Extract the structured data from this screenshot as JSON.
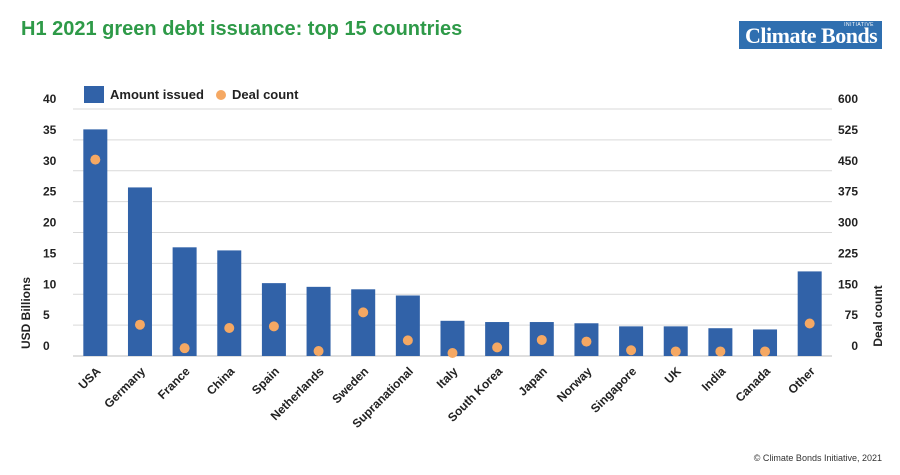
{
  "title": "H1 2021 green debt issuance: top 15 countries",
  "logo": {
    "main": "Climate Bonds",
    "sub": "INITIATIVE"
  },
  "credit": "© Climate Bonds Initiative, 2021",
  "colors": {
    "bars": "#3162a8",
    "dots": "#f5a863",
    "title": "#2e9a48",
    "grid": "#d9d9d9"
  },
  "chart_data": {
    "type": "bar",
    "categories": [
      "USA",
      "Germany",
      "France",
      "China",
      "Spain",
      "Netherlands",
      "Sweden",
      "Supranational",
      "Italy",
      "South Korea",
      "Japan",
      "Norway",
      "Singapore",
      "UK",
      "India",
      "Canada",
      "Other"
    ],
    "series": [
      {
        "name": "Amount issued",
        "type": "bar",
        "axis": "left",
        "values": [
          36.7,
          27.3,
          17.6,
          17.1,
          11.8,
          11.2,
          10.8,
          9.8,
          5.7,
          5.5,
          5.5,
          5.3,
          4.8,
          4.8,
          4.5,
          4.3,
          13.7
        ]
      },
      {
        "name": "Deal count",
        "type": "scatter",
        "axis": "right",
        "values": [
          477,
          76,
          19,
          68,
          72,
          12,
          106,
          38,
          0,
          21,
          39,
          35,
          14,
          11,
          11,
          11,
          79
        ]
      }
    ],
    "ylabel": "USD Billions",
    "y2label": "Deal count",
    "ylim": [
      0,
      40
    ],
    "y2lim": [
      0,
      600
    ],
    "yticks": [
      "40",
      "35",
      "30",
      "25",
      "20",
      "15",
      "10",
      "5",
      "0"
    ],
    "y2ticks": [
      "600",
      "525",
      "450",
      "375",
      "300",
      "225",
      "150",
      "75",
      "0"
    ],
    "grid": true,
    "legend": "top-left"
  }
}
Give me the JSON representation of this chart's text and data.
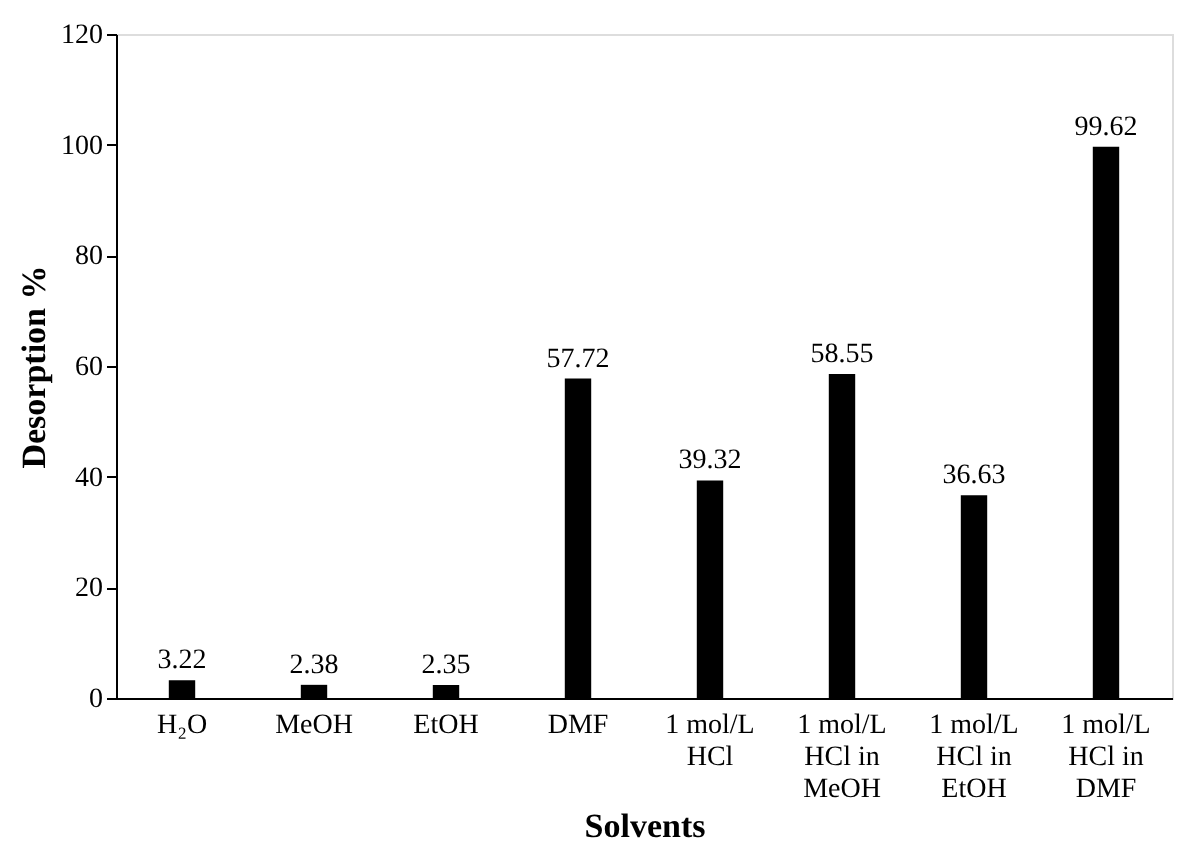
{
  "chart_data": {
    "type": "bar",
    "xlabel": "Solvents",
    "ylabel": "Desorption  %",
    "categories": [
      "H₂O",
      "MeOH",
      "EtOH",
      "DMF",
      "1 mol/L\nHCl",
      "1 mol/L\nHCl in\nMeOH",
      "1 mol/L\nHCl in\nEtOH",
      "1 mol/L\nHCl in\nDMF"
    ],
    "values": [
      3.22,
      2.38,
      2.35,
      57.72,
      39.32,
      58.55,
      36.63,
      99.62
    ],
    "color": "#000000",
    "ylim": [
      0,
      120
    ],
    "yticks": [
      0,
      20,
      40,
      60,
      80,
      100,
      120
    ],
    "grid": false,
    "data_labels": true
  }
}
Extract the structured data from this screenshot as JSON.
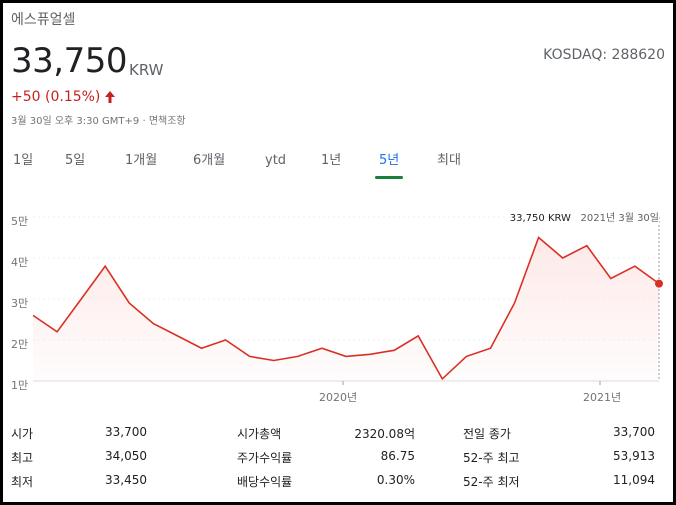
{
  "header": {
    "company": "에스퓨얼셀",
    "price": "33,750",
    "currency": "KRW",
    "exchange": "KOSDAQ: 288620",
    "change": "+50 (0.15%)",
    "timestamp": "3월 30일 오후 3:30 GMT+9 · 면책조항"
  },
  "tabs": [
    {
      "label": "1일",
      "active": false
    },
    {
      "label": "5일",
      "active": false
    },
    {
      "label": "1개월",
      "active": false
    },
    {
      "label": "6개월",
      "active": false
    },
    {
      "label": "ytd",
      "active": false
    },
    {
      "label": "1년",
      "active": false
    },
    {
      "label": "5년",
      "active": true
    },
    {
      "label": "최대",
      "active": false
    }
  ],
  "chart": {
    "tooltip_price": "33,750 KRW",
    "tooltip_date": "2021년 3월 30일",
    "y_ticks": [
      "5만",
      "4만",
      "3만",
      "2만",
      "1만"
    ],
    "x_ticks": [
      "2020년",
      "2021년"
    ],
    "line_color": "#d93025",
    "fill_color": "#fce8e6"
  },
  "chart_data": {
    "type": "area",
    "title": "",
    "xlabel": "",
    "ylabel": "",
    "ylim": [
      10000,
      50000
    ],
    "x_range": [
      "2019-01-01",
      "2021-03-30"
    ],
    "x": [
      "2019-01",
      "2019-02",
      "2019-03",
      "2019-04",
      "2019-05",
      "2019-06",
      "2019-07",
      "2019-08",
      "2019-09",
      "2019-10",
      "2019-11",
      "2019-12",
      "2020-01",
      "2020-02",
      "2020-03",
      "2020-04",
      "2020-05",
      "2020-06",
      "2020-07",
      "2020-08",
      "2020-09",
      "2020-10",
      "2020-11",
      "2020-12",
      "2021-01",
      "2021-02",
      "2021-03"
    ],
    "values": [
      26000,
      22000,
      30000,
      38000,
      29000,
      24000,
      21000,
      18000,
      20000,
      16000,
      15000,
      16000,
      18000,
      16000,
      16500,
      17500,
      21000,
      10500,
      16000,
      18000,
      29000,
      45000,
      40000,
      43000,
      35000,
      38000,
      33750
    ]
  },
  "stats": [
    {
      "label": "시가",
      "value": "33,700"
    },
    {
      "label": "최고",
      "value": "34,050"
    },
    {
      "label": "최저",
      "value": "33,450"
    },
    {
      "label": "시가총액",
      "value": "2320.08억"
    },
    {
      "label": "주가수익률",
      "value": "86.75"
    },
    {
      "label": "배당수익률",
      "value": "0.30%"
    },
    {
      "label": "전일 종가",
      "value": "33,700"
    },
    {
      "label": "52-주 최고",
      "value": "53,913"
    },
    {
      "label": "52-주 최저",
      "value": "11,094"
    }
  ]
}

○ ○ ○

**GIVEN PROBLEM:** Count up every line above that has the word "Bonds" in it; answer with the number alone.

**CORRECT RESULT:** 2